WORK TO DO →
Reproduce the following records exactly from the line containing "Decode this image" onward, ending with the last line and including it.

RECORDS FOR THE EXERCISE →
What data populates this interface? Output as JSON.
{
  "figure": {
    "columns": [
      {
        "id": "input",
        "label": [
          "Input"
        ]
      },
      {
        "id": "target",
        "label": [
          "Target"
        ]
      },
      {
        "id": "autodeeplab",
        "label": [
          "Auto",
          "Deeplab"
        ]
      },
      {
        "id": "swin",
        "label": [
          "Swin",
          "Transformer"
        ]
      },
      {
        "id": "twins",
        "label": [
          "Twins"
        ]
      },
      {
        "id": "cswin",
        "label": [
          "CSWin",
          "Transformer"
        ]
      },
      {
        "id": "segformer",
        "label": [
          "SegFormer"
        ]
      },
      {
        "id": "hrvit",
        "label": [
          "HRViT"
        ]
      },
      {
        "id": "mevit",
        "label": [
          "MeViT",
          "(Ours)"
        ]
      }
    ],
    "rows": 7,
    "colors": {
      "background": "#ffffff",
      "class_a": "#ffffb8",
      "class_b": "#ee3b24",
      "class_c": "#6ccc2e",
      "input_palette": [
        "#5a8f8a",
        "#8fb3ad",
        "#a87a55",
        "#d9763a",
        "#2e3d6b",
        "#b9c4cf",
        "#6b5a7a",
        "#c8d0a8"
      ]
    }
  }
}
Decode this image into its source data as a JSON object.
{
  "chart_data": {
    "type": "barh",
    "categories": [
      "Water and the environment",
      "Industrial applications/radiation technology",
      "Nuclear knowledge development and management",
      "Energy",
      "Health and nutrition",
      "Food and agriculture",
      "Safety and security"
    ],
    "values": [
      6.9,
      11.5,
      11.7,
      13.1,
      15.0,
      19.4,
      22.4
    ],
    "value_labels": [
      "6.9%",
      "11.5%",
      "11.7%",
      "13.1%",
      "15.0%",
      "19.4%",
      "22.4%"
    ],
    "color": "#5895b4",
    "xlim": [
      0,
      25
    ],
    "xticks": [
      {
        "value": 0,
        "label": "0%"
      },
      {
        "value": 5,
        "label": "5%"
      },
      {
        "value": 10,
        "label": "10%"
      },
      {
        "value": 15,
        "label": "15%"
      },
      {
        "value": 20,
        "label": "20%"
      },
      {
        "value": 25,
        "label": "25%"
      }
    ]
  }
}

OUTPUT →
Decode this image into its source data as a JSON object.
{
  "chart_data": {
    "type": "barh",
    "categories": [
      "Water and the environment",
      "Industrial applications/radiation technology",
      "Nuclear knowledge development and management",
      "Energy",
      "Health and nutrition",
      "Food and agriculture",
      "Safety and security"
    ],
    "values": [
      6.9,
      11.5,
      11.7,
      13.1,
      15.0,
      19.4,
      22.4
    ],
    "value_labels": [
      "6.9%",
      "11.5%",
      "11.7%",
      "13.1%",
      "15.0%",
      "19.4%",
      "22.4%"
    ],
    "color": "#5895b4",
    "xlim": [
      0,
      25
    ],
    "xticks": [
      {
        "value": 0,
        "label": "0%"
      },
      {
        "value": 5,
        "label": "5%"
      },
      {
        "value": 10,
        "label": "10%"
      },
      {
        "value": 15,
        "label": "15%"
      },
      {
        "value": 20,
        "label": "20%"
      },
      {
        "value": 25,
        "label": "25%"
      }
    ]
  }
}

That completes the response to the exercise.